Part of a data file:
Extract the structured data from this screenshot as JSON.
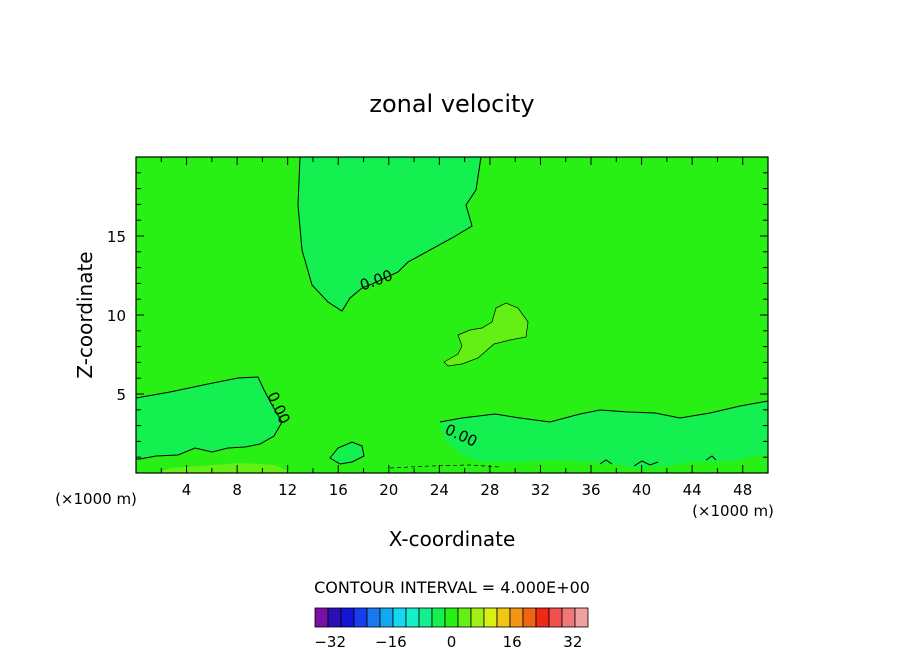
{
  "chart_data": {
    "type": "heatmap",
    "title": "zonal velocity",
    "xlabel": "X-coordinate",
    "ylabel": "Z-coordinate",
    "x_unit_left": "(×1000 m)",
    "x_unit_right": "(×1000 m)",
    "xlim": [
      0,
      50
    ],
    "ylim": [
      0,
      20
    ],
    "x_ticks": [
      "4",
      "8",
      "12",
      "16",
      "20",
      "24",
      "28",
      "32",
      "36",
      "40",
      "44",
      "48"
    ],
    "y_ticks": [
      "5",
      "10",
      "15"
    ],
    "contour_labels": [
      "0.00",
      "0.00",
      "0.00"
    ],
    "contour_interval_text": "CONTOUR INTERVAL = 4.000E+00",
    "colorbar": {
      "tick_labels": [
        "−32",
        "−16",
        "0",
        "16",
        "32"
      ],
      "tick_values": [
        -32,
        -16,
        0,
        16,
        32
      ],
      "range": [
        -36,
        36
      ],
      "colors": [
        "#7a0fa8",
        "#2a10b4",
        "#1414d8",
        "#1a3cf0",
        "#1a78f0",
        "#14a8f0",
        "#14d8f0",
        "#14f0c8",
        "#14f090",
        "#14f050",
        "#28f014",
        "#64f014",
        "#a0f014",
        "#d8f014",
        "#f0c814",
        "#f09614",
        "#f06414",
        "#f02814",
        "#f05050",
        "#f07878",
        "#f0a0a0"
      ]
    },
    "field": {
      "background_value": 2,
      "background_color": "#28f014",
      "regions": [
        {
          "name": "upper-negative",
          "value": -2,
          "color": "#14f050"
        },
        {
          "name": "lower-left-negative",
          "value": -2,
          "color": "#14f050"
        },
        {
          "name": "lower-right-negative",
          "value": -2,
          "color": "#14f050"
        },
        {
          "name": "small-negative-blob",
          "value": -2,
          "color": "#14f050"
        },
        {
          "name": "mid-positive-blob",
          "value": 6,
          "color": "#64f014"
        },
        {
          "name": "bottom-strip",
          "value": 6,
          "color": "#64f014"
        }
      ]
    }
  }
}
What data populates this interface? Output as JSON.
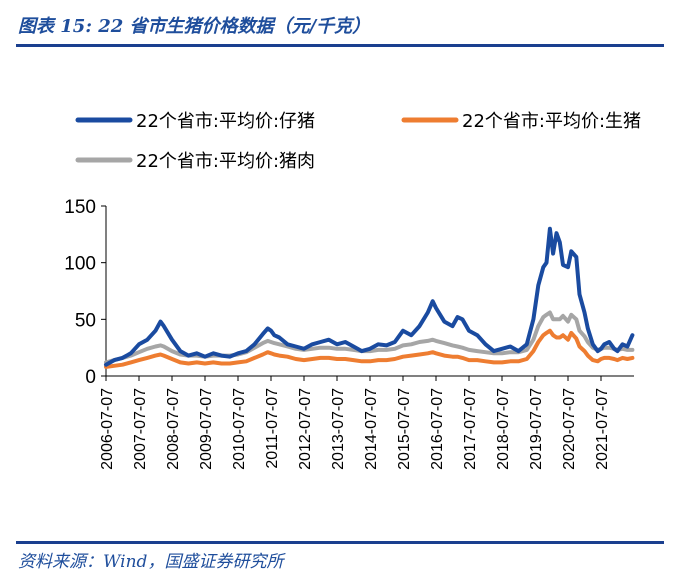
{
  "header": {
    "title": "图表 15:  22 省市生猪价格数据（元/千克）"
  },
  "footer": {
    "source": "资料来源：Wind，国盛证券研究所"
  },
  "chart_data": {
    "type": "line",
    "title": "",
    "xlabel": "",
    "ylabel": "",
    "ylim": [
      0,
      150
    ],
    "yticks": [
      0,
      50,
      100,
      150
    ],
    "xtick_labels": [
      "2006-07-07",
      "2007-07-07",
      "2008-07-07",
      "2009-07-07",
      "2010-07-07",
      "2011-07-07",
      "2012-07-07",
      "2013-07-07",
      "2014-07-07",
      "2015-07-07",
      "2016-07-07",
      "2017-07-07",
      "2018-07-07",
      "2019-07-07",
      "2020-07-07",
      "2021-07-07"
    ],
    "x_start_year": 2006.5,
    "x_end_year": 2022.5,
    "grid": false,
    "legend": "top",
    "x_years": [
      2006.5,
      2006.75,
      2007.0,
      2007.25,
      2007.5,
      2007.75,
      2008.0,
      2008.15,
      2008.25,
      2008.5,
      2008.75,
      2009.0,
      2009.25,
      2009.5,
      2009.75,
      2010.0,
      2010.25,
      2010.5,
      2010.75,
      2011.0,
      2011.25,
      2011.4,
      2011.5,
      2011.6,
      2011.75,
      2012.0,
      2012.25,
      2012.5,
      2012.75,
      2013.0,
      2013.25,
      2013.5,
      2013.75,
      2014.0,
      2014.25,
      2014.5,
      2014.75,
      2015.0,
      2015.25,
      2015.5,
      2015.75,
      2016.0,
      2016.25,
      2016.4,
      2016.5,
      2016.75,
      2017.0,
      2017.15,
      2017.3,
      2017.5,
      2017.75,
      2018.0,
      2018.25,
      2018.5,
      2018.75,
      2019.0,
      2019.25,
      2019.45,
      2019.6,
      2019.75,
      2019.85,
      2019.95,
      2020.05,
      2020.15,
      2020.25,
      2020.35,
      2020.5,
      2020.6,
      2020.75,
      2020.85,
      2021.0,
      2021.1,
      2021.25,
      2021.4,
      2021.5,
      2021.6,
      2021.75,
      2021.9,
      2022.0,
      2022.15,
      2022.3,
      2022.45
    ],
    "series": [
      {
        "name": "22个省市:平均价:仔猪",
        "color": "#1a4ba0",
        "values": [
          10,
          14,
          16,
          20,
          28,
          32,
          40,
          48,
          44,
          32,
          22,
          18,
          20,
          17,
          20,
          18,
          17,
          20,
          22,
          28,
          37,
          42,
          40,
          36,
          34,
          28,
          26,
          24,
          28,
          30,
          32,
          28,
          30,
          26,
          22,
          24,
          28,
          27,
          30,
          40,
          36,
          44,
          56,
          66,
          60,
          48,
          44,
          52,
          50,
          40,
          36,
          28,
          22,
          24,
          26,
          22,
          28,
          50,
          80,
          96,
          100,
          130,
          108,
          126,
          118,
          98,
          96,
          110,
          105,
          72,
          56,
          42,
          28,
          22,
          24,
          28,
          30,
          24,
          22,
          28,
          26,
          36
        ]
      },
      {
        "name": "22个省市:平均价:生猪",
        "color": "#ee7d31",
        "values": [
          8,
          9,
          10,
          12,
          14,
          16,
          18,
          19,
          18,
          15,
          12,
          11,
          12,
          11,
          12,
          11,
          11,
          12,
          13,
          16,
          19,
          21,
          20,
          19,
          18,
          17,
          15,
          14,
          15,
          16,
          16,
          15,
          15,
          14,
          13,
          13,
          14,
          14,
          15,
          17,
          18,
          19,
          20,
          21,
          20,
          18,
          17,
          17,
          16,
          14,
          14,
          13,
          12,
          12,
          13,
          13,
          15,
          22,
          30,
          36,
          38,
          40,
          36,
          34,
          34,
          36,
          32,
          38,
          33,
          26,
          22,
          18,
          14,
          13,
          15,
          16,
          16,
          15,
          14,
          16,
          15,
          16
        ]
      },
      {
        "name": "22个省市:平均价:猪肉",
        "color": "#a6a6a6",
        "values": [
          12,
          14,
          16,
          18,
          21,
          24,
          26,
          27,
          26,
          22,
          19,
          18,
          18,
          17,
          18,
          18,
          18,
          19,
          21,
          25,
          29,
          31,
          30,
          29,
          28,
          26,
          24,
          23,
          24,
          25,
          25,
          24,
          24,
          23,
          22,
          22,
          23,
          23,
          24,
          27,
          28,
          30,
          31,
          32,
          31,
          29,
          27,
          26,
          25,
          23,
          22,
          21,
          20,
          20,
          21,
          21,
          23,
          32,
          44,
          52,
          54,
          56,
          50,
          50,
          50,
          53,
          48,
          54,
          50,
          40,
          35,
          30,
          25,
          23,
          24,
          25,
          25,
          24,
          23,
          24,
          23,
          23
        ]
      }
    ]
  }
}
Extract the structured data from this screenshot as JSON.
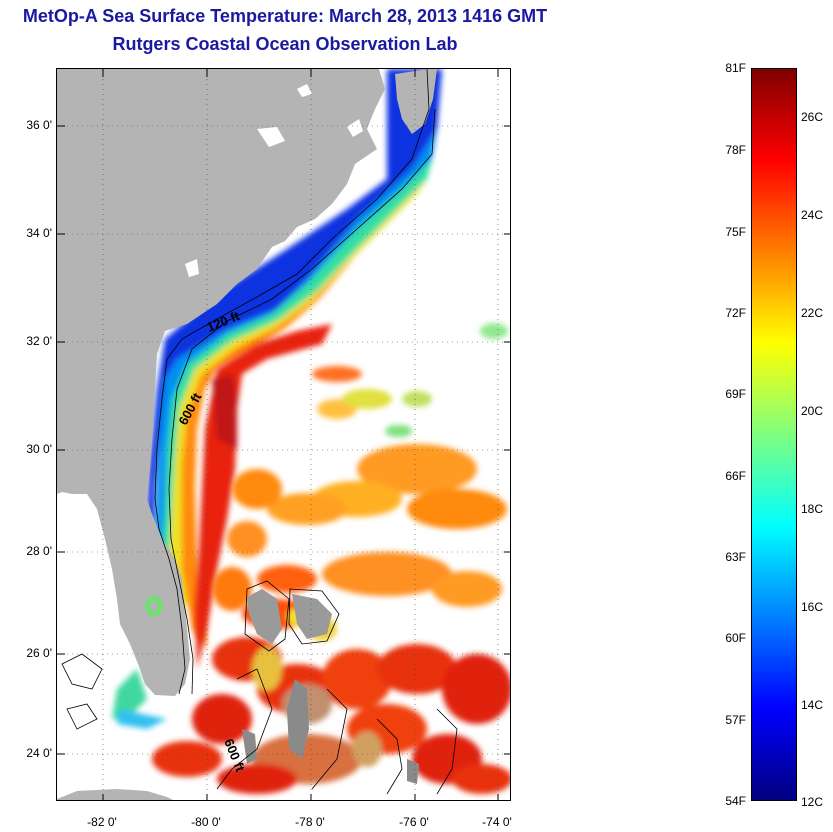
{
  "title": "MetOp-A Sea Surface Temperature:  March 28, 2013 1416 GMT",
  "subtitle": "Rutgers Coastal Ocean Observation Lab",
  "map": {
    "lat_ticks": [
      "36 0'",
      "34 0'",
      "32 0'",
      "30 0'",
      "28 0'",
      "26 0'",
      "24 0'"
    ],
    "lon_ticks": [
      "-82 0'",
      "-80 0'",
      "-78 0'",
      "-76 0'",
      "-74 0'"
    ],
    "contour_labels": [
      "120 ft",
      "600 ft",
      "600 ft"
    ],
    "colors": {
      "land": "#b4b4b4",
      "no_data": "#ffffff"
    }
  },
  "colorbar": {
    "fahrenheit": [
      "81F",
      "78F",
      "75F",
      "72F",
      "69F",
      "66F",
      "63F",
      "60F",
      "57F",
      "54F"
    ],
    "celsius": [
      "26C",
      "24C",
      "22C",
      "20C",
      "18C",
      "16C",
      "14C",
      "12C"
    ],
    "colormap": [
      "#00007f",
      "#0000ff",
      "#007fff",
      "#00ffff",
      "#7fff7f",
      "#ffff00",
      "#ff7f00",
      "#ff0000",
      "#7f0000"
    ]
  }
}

# Written task:
Locate the lines above that hold the word "name". Show every one of them.

# Exercise answer:
          "name": "upper-negative",
          "name": "lower-left-negative",
          "name": "lower-right-negative",
          "name": "small-negative-blob",
          "name": "mid-positive-blob",
          "name": "bottom-strip",
        "name": "22个省市:平均价:仔猪",
        "name": "22个省市:平均价:生猪",
        "name": "22个省市:平均价:猪肉",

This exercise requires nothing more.